— start of Records for the exercise —

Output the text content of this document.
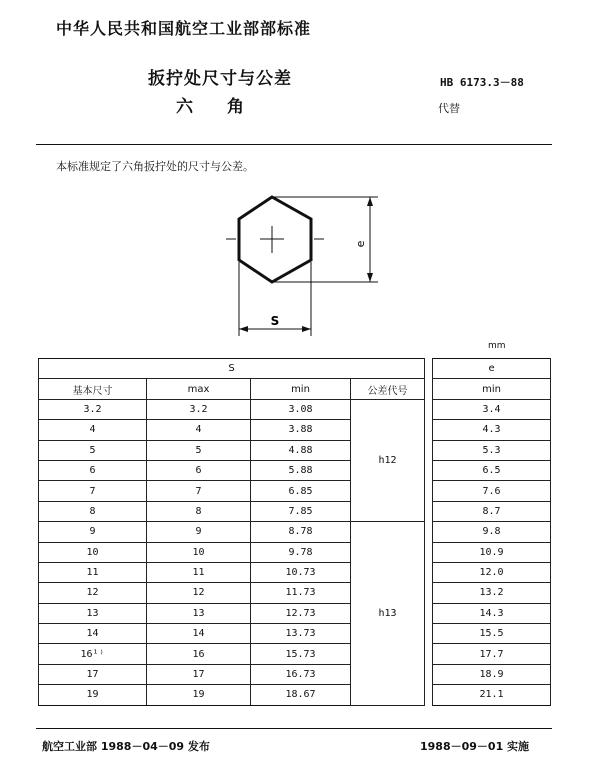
中华人民共和国航空工业部部标准
扳拧处尺寸与公差
六角
HB 6173.3－88
代替
本标准规定了六角扳拧处的尺寸与公差。
e
S
mm
S					e
基本尺寸	max	min	公差代号		min
3.2	3.2	3.08	h12		3.4
4	4	3.88			4.3
5	5	4.88			5.3
6	6	5.88			6.5
7	7	6.85			7.6
8	8	7.85			8.7
9	9	8.78	h13		9.8
10	10	9.78			10.9
11	11	10.73			12.0
12	12	11.73			13.2
13	13	12.73			14.3
14	14	13.73			15.5
16¹⁾	16	15.73			17.7
17	17	16.73			18.9
19	19	18.67			21.1
航空工业部 1988－04－09 发布	1988－09－01 实施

— end of Records for the exercise —

• **Your task**: Transcribe the full listing above exactly as it stands, minus the pictures.

• **Worked answer**:
Output the text content of this document.
中华人民共和国航空工业部部标准
扳拧处尺寸与公差
六角
HB 6173.3－88
代替
本标准规定了六角扳拧处的尺寸与公差。
e
S
mm
S					e
基本尺寸	max	min	公差代号		min
3.2	3.2	3.08	h12		3.4
4	4	3.88			4.3
5	5	4.88			5.3
6	6	5.88			6.5
7	7	6.85			7.6
8	8	7.85			8.7
9	9	8.78	h13		9.8
10	10	9.78			10.9
11	11	10.73			12.0
12	12	11.73			13.2
13	13	12.73			14.3
14	14	13.73			15.5
16¹⁾	16	15.73			17.7
17	17	16.73			18.9
19	19	18.67			21.1
航空工业部 1988－04－09 发布	1988－09－01 实施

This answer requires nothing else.